> Data records:
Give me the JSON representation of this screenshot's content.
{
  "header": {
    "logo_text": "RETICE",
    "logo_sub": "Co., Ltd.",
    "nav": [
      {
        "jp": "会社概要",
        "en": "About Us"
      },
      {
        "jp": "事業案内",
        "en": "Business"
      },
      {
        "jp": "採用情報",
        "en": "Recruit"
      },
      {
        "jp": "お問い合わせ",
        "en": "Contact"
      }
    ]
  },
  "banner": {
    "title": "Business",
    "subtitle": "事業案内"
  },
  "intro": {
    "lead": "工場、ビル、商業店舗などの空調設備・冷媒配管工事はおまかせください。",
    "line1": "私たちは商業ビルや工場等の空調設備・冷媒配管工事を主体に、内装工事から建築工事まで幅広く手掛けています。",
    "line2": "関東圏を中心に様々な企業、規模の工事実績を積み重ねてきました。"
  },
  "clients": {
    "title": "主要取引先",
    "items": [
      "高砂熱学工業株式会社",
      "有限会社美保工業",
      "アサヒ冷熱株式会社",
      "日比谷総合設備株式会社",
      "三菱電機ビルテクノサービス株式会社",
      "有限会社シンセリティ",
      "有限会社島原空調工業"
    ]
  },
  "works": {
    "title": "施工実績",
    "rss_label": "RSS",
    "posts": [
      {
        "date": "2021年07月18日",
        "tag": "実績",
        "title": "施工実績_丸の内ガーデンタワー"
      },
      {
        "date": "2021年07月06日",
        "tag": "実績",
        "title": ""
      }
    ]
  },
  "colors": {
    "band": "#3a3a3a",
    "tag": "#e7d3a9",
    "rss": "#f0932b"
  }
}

> Your objective:
Each line of the listing should be copied exactly.

> Answer for this exercise:
Give me the JSON representation of this screenshot's content.
{
  "header": {
    "logo_text": "RETICE",
    "logo_sub": "Co., Ltd.",
    "nav": [
      {
        "jp": "会社概要",
        "en": "About Us"
      },
      {
        "jp": "事業案内",
        "en": "Business"
      },
      {
        "jp": "採用情報",
        "en": "Recruit"
      },
      {
        "jp": "お問い合わせ",
        "en": "Contact"
      }
    ]
  },
  "banner": {
    "title": "Business",
    "subtitle": "事業案内"
  },
  "intro": {
    "lead": "工場、ビル、商業店舗などの空調設備・冷媒配管工事はおまかせください。",
    "line1": "私たちは商業ビルや工場等の空調設備・冷媒配管工事を主体に、内装工事から建築工事まで幅広く手掛けています。",
    "line2": "関東圏を中心に様々な企業、規模の工事実績を積み重ねてきました。"
  },
  "clients": {
    "title": "主要取引先",
    "items": [
      "高砂熱学工業株式会社",
      "有限会社美保工業",
      "アサヒ冷熱株式会社",
      "日比谷総合設備株式会社",
      "三菱電機ビルテクノサービス株式会社",
      "有限会社シンセリティ",
      "有限会社島原空調工業"
    ]
  },
  "works": {
    "title": "施工実績",
    "rss_label": "RSS",
    "posts": [
      {
        "date": "2021年07月18日",
        "tag": "実績",
        "title": "施工実績_丸の内ガーデンタワー"
      },
      {
        "date": "2021年07月06日",
        "tag": "実績",
        "title": ""
      }
    ]
  },
  "colors": {
    "band": "#3a3a3a",
    "tag": "#e7d3a9",
    "rss": "#f0932b"
  }
}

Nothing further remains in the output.